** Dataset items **
★ ★ ★ ★ ★ ★ ★

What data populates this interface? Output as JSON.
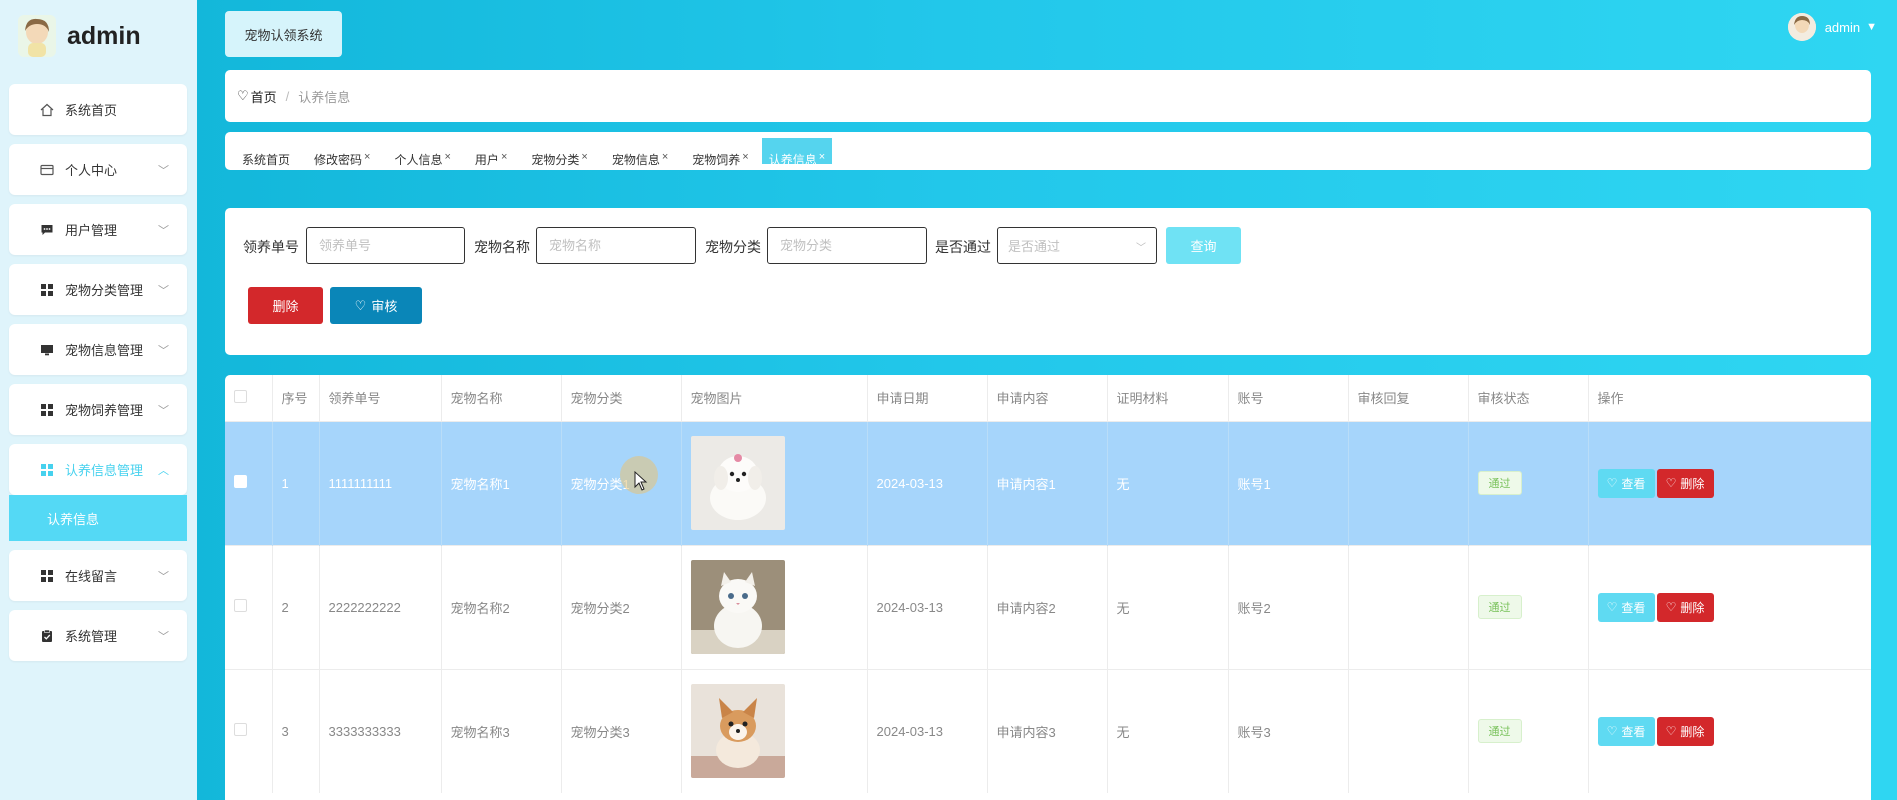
{
  "user": {
    "name": "admin"
  },
  "sidebar": {
    "items": [
      {
        "label": "系统首页",
        "icon": "home-icon"
      },
      {
        "label": "个人中心",
        "icon": "card-icon"
      },
      {
        "label": "用户管理",
        "icon": "chat-icon"
      },
      {
        "label": "宠物分类管理",
        "icon": "grid-icon"
      },
      {
        "label": "宠物信息管理",
        "icon": "monitor-icon"
      },
      {
        "label": "宠物饲养管理",
        "icon": "grid-icon"
      },
      {
        "label": "认养信息管理",
        "icon": "grid-icon"
      },
      {
        "label": "在线留言",
        "icon": "grid-icon"
      },
      {
        "label": "系统管理",
        "icon": "clipboard-icon"
      }
    ],
    "sub_item": "认养信息"
  },
  "top": {
    "system_title": "宠物认领系统"
  },
  "breadcrumb": {
    "home": "首页",
    "separator": "/",
    "current": "认养信息"
  },
  "tabs": [
    {
      "label": "系统首页"
    },
    {
      "label": "修改密码"
    },
    {
      "label": "个人信息"
    },
    {
      "label": "用户"
    },
    {
      "label": "宠物分类"
    },
    {
      "label": "宠物信息"
    },
    {
      "label": "宠物饲养"
    },
    {
      "label": "认养信息"
    }
  ],
  "search": {
    "fields": [
      {
        "label": "领养单号",
        "placeholder": "领养单号"
      },
      {
        "label": "宠物名称",
        "placeholder": "宠物名称"
      },
      {
        "label": "宠物分类",
        "placeholder": "宠物分类"
      },
      {
        "label": "是否通过",
        "placeholder": "是否通过"
      }
    ],
    "query_label": "查询",
    "delete_label": "删除",
    "audit_label": "审核"
  },
  "table": {
    "headers": [
      "序号",
      "领养单号",
      "宠物名称",
      "宠物分类",
      "宠物图片",
      "申请日期",
      "申请内容",
      "证明材料",
      "账号",
      "审核回复",
      "审核状态",
      "操作"
    ],
    "rows": [
      {
        "index": "1",
        "order": "1111111111",
        "name": "宠物名称1",
        "category": "宠物分类1",
        "date": "2024-03-13",
        "content": "申请内容1",
        "proof": "无",
        "account": "账号1",
        "reply": "",
        "status": "通过"
      },
      {
        "index": "2",
        "order": "2222222222",
        "name": "宠物名称2",
        "category": "宠物分类2",
        "date": "2024-03-13",
        "content": "申请内容2",
        "proof": "无",
        "account": "账号2",
        "reply": "",
        "status": "通过"
      },
      {
        "index": "3",
        "order": "3333333333",
        "name": "宠物名称3",
        "category": "宠物分类3",
        "date": "2024-03-13",
        "content": "申请内容3",
        "proof": "无",
        "account": "账号3",
        "reply": "",
        "status": "通过"
      }
    ],
    "view_label": "查看",
    "delete_label": "删除"
  },
  "colors": {
    "accent": "#46d1ee",
    "danger": "#d3282b",
    "primary": "#0a86b8",
    "selected_row": "#a6d5fb"
  }
}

★ ★ ★ ★ ★ ★ ★

** TASK **
Without including any picture, retype the entries exactly.

** RESPONSE TO THE TASK **
What data populates this interface? Output as JSON.
{
  "user": {
    "name": "admin"
  },
  "sidebar": {
    "items": [
      {
        "label": "系统首页",
        "icon": "home-icon"
      },
      {
        "label": "个人中心",
        "icon": "card-icon"
      },
      {
        "label": "用户管理",
        "icon": "chat-icon"
      },
      {
        "label": "宠物分类管理",
        "icon": "grid-icon"
      },
      {
        "label": "宠物信息管理",
        "icon": "monitor-icon"
      },
      {
        "label": "宠物饲养管理",
        "icon": "grid-icon"
      },
      {
        "label": "认养信息管理",
        "icon": "grid-icon"
      },
      {
        "label": "在线留言",
        "icon": "grid-icon"
      },
      {
        "label": "系统管理",
        "icon": "clipboard-icon"
      }
    ],
    "sub_item": "认养信息"
  },
  "top": {
    "system_title": "宠物认领系统"
  },
  "breadcrumb": {
    "home": "首页",
    "separator": "/",
    "current": "认养信息"
  },
  "tabs": [
    {
      "label": "系统首页"
    },
    {
      "label": "修改密码"
    },
    {
      "label": "个人信息"
    },
    {
      "label": "用户"
    },
    {
      "label": "宠物分类"
    },
    {
      "label": "宠物信息"
    },
    {
      "label": "宠物饲养"
    },
    {
      "label": "认养信息"
    }
  ],
  "search": {
    "fields": [
      {
        "label": "领养单号",
        "placeholder": "领养单号"
      },
      {
        "label": "宠物名称",
        "placeholder": "宠物名称"
      },
      {
        "label": "宠物分类",
        "placeholder": "宠物分类"
      },
      {
        "label": "是否通过",
        "placeholder": "是否通过"
      }
    ],
    "query_label": "查询",
    "delete_label": "删除",
    "audit_label": "审核"
  },
  "table": {
    "headers": [
      "序号",
      "领养单号",
      "宠物名称",
      "宠物分类",
      "宠物图片",
      "申请日期",
      "申请内容",
      "证明材料",
      "账号",
      "审核回复",
      "审核状态",
      "操作"
    ],
    "rows": [
      {
        "index": "1",
        "order": "1111111111",
        "name": "宠物名称1",
        "category": "宠物分类1",
        "date": "2024-03-13",
        "content": "申请内容1",
        "proof": "无",
        "account": "账号1",
        "reply": "",
        "status": "通过"
      },
      {
        "index": "2",
        "order": "2222222222",
        "name": "宠物名称2",
        "category": "宠物分类2",
        "date": "2024-03-13",
        "content": "申请内容2",
        "proof": "无",
        "account": "账号2",
        "reply": "",
        "status": "通过"
      },
      {
        "index": "3",
        "order": "3333333333",
        "name": "宠物名称3",
        "category": "宠物分类3",
        "date": "2024-03-13",
        "content": "申请内容3",
        "proof": "无",
        "account": "账号3",
        "reply": "",
        "status": "通过"
      }
    ],
    "view_label": "查看",
    "delete_label": "删除"
  },
  "colors": {
    "accent": "#46d1ee",
    "danger": "#d3282b",
    "primary": "#0a86b8",
    "selected_row": "#a6d5fb"
  }
}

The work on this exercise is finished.